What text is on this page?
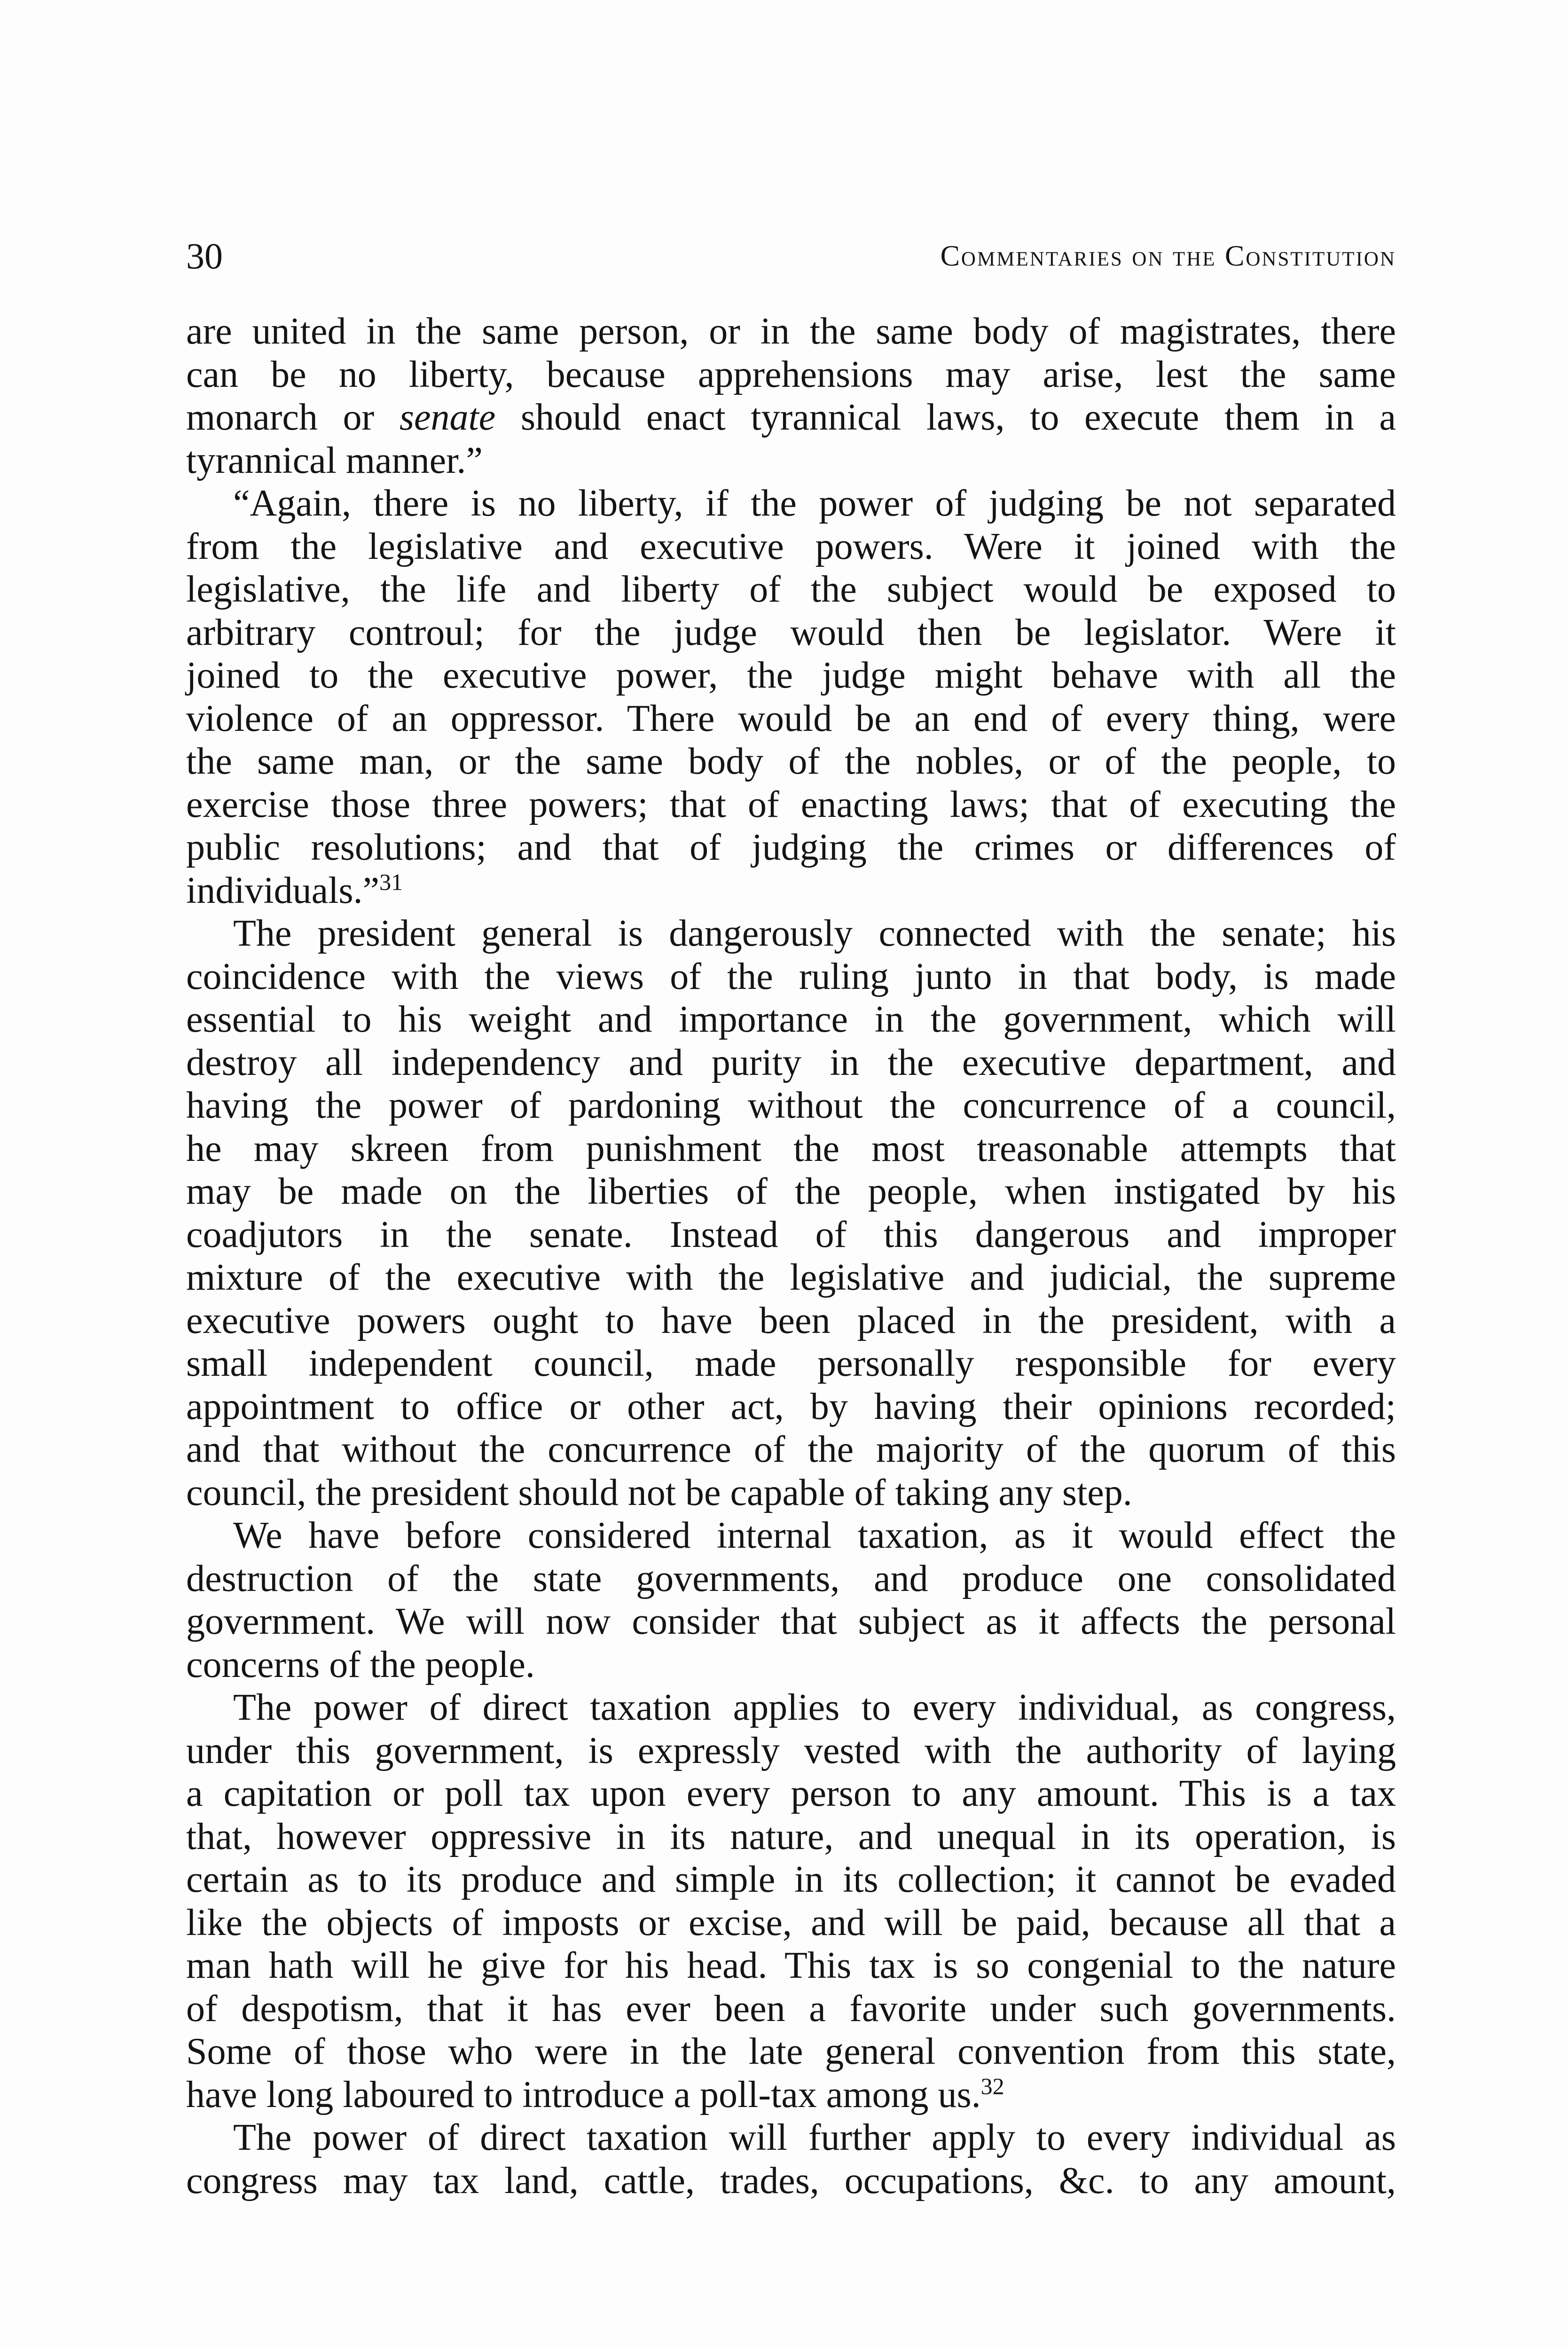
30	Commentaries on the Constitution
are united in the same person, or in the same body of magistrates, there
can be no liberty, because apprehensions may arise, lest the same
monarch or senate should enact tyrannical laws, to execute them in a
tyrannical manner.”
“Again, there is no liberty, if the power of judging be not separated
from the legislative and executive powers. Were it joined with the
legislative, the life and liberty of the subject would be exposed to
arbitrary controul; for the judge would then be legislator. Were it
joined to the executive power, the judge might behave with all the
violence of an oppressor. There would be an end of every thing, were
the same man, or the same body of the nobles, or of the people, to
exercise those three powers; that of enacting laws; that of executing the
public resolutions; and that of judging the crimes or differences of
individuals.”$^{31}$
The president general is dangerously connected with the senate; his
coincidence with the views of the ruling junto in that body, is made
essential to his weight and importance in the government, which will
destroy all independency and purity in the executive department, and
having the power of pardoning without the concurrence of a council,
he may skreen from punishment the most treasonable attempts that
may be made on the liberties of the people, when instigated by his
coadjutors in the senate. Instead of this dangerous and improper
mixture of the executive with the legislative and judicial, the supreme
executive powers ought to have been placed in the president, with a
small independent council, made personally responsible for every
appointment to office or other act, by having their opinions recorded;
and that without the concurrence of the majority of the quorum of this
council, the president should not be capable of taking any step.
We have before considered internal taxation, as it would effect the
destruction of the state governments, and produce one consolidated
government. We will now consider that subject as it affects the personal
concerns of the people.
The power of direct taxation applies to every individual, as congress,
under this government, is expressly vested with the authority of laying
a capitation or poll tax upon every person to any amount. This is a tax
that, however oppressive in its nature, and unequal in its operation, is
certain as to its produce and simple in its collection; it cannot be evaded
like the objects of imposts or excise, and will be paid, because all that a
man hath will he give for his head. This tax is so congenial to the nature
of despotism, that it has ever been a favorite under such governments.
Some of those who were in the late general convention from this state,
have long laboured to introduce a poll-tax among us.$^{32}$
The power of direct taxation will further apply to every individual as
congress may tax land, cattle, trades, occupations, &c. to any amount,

***

> _Stated problem_: Restate each entry word for word, please, but drop any images it holds.

> _Output_:
What text is on this page?
30	Commentaries on the Constitution
are united in the same person, or in the same body of magistrates, there
can be no liberty, because apprehensions may arise, lest the same
monarch or senate should enact tyrannical laws, to execute them in a
tyrannical manner.”
“Again, there is no liberty, if the power of judging be not separated
from the legislative and executive powers. Were it joined with the
legislative, the life and liberty of the subject would be exposed to
arbitrary controul; for the judge would then be legislator. Were it
joined to the executive power, the judge might behave with all the
violence of an oppressor. There would be an end of every thing, were
the same man, or the same body of the nobles, or of the people, to
exercise those three powers; that of enacting laws; that of executing the
public resolutions; and that of judging the crimes or differences of
individuals.”$^{31}$
The president general is dangerously connected with the senate; his
coincidence with the views of the ruling junto in that body, is made
essential to his weight and importance in the government, which will
destroy all independency and purity in the executive department, and
having the power of pardoning without the concurrence of a council,
he may skreen from punishment the most treasonable attempts that
may be made on the liberties of the people, when instigated by his
coadjutors in the senate. Instead of this dangerous and improper
mixture of the executive with the legislative and judicial, the supreme
executive powers ought to have been placed in the president, with a
small independent council, made personally responsible for every
appointment to office or other act, by having their opinions recorded;
and that without the concurrence of the majority of the quorum of this
council, the president should not be capable of taking any step.
We have before considered internal taxation, as it would effect the
destruction of the state governments, and produce one consolidated
government. We will now consider that subject as it affects the personal
concerns of the people.
The power of direct taxation applies to every individual, as congress,
under this government, is expressly vested with the authority of laying
a capitation or poll tax upon every person to any amount. This is a tax
that, however oppressive in its nature, and unequal in its operation, is
certain as to its produce and simple in its collection; it cannot be evaded
like the objects of imposts or excise, and will be paid, because all that a
man hath will he give for his head. This tax is so congenial to the nature
of despotism, that it has ever been a favorite under such governments.
Some of those who were in the late general convention from this state,
have long laboured to introduce a poll-tax among us.$^{32}$
The power of direct taxation will further apply to every individual as
congress may tax land, cattle, trades, occupations, &c. to any amount,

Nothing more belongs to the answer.